[Items from a data source]
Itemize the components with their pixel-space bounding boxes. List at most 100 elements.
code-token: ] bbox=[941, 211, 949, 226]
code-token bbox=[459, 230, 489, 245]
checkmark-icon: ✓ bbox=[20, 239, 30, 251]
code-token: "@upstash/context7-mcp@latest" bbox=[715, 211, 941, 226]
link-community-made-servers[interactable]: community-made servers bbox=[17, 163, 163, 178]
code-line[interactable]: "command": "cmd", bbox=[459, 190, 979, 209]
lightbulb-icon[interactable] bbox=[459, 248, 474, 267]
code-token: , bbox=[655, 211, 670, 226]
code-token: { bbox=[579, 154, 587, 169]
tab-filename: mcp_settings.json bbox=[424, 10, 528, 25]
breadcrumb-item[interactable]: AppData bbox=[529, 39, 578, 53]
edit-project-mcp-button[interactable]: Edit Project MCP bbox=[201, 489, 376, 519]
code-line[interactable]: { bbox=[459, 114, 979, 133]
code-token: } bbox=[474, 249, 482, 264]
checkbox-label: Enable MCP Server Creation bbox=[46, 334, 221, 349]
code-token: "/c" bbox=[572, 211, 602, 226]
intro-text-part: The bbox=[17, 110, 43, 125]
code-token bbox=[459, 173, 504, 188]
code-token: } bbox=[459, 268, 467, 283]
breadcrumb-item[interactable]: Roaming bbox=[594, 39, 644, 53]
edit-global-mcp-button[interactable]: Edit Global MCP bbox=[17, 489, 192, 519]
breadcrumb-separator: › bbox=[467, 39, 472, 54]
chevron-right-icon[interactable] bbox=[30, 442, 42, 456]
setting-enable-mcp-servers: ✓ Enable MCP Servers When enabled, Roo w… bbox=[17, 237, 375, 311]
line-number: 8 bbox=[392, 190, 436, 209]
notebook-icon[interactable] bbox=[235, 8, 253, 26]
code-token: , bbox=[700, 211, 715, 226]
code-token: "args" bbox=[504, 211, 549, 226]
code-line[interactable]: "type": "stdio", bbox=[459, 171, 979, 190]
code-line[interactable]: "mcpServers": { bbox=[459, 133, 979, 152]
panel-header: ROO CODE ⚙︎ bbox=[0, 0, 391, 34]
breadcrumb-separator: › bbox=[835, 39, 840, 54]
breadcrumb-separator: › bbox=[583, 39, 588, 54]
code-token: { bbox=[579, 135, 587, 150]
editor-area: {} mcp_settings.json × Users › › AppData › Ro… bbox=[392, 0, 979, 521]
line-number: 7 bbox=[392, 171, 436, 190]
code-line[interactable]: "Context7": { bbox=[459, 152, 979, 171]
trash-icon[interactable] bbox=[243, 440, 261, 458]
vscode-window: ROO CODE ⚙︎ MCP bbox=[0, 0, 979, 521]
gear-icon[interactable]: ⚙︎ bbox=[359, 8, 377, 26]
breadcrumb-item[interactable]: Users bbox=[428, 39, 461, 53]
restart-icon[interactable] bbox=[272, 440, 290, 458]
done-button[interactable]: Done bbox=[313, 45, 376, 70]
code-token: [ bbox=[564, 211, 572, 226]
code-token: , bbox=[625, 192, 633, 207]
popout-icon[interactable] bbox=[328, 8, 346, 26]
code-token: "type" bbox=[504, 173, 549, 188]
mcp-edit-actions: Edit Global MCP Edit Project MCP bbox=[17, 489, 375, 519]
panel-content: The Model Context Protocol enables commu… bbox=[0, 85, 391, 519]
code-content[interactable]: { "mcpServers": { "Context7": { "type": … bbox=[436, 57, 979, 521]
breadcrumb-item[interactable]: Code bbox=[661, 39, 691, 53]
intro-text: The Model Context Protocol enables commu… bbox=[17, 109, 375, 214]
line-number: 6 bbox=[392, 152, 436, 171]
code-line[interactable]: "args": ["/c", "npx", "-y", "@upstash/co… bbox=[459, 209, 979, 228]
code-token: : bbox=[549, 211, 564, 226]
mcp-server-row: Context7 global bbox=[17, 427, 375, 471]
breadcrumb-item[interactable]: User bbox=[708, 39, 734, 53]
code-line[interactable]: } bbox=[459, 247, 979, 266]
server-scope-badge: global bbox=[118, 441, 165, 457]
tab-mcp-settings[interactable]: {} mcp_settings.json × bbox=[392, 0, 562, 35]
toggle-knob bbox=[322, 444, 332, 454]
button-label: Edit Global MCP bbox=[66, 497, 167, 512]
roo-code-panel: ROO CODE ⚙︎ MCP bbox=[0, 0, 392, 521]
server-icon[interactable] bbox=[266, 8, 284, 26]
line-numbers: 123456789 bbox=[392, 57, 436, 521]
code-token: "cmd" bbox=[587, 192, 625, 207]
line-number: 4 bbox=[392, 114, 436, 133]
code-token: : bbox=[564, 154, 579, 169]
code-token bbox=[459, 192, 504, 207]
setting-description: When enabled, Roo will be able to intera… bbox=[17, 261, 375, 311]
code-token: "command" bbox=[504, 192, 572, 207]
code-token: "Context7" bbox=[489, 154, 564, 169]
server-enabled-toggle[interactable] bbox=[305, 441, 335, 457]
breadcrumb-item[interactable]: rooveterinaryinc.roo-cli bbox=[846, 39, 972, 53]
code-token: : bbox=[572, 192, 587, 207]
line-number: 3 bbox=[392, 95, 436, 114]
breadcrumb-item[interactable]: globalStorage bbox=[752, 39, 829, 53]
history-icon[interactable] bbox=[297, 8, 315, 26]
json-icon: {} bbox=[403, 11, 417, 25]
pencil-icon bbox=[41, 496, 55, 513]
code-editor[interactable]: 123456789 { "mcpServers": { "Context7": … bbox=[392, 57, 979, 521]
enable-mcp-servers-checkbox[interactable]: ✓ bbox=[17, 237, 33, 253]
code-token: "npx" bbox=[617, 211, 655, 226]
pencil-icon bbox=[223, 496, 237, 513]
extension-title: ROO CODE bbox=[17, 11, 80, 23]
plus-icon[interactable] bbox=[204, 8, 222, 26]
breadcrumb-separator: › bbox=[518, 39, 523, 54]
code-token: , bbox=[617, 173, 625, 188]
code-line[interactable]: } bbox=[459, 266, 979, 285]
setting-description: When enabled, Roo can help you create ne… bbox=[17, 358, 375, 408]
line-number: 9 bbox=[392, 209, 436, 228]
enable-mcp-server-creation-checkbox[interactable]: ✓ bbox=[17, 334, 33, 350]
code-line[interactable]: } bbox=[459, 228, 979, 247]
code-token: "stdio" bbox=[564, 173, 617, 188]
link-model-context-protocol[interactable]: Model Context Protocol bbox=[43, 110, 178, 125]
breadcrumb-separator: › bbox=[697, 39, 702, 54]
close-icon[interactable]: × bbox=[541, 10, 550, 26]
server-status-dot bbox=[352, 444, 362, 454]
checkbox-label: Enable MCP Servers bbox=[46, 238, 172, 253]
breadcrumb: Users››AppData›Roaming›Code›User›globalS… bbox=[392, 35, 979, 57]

■ WRITTEN REQUEST ■
Extract every line of the records that contains the string "panel", copying each line in full.

■ RESULT OF THE EXERCISE ■
panel-header: ROO CODE ⚙︎ bbox=[0, 0, 391, 34]
panel-content: The Model Context Protocol enables commu… bbox=[0, 85, 391, 519]
roo-code-panel: ROO CODE ⚙︎ MCP bbox=[0, 0, 392, 521]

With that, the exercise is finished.